**PROVIDED INFORMATION**:
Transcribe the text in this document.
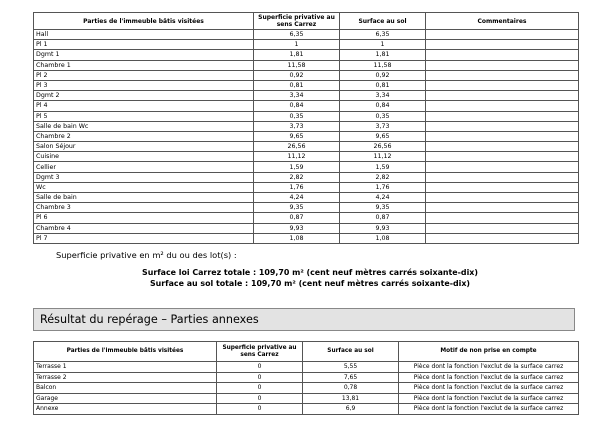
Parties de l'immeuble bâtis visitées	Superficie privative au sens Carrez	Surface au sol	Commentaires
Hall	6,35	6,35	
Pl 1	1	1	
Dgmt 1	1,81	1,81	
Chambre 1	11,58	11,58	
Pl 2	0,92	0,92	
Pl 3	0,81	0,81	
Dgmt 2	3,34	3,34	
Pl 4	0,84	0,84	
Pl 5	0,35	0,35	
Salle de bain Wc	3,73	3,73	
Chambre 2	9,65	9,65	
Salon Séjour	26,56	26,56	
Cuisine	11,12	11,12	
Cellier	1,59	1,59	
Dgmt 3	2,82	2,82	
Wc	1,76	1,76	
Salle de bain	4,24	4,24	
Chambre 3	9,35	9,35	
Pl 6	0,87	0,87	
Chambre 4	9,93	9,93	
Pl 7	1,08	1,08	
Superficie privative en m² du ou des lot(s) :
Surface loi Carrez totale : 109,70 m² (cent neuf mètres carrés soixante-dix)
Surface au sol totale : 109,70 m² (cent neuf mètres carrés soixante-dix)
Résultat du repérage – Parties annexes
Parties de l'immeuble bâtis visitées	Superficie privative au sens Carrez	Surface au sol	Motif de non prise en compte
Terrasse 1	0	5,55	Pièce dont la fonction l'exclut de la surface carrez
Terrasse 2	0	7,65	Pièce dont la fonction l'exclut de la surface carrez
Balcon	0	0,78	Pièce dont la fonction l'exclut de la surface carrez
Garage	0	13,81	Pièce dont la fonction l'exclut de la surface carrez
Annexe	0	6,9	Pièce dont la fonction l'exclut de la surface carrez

--

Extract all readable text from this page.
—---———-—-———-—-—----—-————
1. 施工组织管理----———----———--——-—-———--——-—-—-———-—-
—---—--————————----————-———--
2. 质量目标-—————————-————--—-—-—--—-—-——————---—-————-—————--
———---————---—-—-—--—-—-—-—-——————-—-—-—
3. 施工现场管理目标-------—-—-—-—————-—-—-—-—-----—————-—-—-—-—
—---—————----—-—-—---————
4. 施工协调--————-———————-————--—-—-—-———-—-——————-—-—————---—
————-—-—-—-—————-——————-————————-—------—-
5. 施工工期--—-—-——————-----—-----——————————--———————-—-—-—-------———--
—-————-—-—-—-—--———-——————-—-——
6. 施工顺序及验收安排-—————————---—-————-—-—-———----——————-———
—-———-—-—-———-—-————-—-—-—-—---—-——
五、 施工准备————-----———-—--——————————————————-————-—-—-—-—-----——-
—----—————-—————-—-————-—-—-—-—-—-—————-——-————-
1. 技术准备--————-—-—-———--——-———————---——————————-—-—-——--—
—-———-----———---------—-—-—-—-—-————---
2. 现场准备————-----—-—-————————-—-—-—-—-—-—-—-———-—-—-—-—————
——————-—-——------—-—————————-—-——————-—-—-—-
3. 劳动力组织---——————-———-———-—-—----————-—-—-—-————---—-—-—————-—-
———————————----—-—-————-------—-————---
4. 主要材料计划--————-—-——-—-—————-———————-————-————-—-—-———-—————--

**GIVEN REQUEST**:
Search the data above for the string "sens" and return every line that has it.

**COMPLETE RESPONSE**:
Parties de l'immeuble bâtis visitées	Superficie privative au sens Carrez	Surface au sol	Commentaires
Parties de l'immeuble bâtis visitées	Superficie privative au sens Carrez	Surface au sol	Motif de non prise en compte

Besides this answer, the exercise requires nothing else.